Stated goal =
Copy the lines of the listing between the line holding "step-02-label: Segment Flows" and the line holding "step-03-number-block xyxy=(73,251,145,323)", inclusive, reproducing each one verbatim.
* start Data supplied *
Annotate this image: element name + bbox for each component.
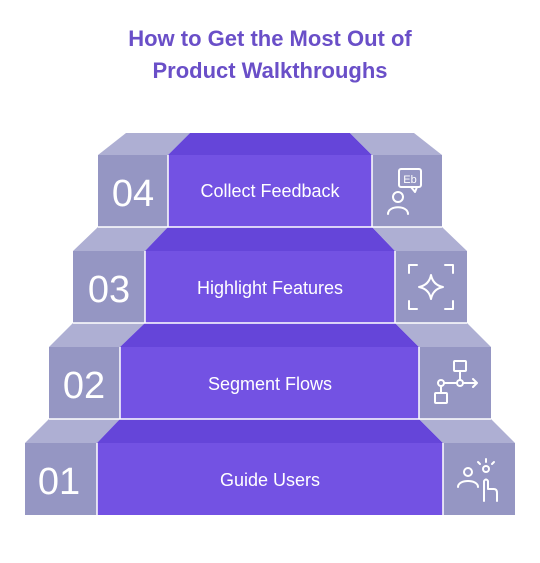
step-02-label: Segment Flows xyxy=(208,374,332,394)
step-03-icon-block xyxy=(395,251,467,323)
flowchart-icon xyxy=(434,360,478,404)
diagram-title-line-2: Product Walkthroughs xyxy=(152,58,388,83)
step-02-center-block xyxy=(120,347,419,419)
step-02: 02 Segment Flows xyxy=(49,323,491,419)
step-04-center-top-face xyxy=(168,133,372,155)
step-03-center-top-face xyxy=(145,227,395,251)
step-01-number: 01 xyxy=(38,461,80,503)
step-01-center-top-face xyxy=(97,419,443,443)
step-03-left-top-face xyxy=(73,227,168,251)
step-02-number: 02 xyxy=(63,365,105,407)
step-01: 01 Guide Users xyxy=(25,419,515,515)
step-03-label: Highlight Features xyxy=(197,278,343,298)
step-03: 03 Highlight Features xyxy=(73,227,467,323)
step-01-label: Guide Users xyxy=(220,470,320,490)
step-01-center-block xyxy=(97,443,443,515)
step-04-left-top-face xyxy=(98,133,190,155)
step-01-right-top-face xyxy=(419,419,515,443)
step-03-number: 03 xyxy=(88,269,130,311)
step-separators xyxy=(49,155,491,515)
step-01-number-block xyxy=(25,443,97,515)
feedback-icon: Eb xyxy=(387,168,422,215)
step-03-number-block xyxy=(73,251,145,323)
step-04-right-top-face xyxy=(350,133,442,155)
user-touch-icon xyxy=(457,458,498,502)
step-04: 04 Collect Feedback Eb xyxy=(98,133,442,227)
step-04-icon-block xyxy=(372,155,442,227)
sparkle-focus-icon xyxy=(408,264,454,310)
step-04-label: Collect Feedback xyxy=(200,181,340,201)
step-04-number-block xyxy=(98,155,168,227)
svg-text:Eb: Eb xyxy=(403,174,416,186)
step-03-right-top-face xyxy=(372,227,467,251)
diagram-title-line-1: How to Get the Most Out of xyxy=(128,26,412,51)
step-02-number-block xyxy=(49,347,120,419)
step-04-center-block xyxy=(168,155,372,227)
step-02-center-top-face xyxy=(120,323,419,347)
step-02-left-top-face xyxy=(49,323,145,347)
step-03-center-block xyxy=(145,251,395,323)
step-02-right-top-face xyxy=(395,323,491,347)
step-04-number: 04 xyxy=(112,173,154,215)
step-01-left-top-face xyxy=(25,419,120,443)
step-01-icon-block xyxy=(443,443,515,515)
* end Data supplied *
Reply =
step-02-label: Segment Flows xyxy=(208,374,332,394)
step-03-icon-block xyxy=(395,251,467,323)
flowchart-icon xyxy=(434,360,478,404)
diagram-title-line-2: Product Walkthroughs xyxy=(152,58,388,83)
step-02-center-block xyxy=(120,347,419,419)
step-02: 02 Segment Flows xyxy=(49,323,491,419)
step-04-center-top-face xyxy=(168,133,372,155)
step-03-center-top-face xyxy=(145,227,395,251)
step-01-number: 01 xyxy=(38,461,80,503)
step-01-center-top-face xyxy=(97,419,443,443)
step-03-left-top-face xyxy=(73,227,168,251)
step-02-number: 02 xyxy=(63,365,105,407)
step-01: 01 Guide Users xyxy=(25,419,515,515)
step-03-label: Highlight Features xyxy=(197,278,343,298)
step-03: 03 Highlight Features xyxy=(73,227,467,323)
step-01-label: Guide Users xyxy=(220,470,320,490)
step-01-center-block xyxy=(97,443,443,515)
step-04-left-top-face xyxy=(98,133,190,155)
step-01-right-top-face xyxy=(419,419,515,443)
step-03-number: 03 xyxy=(88,269,130,311)
step-separators xyxy=(49,155,491,515)
step-01-number-block xyxy=(25,443,97,515)
feedback-icon: Eb xyxy=(387,168,422,215)
step-03-number-block xyxy=(73,251,145,323)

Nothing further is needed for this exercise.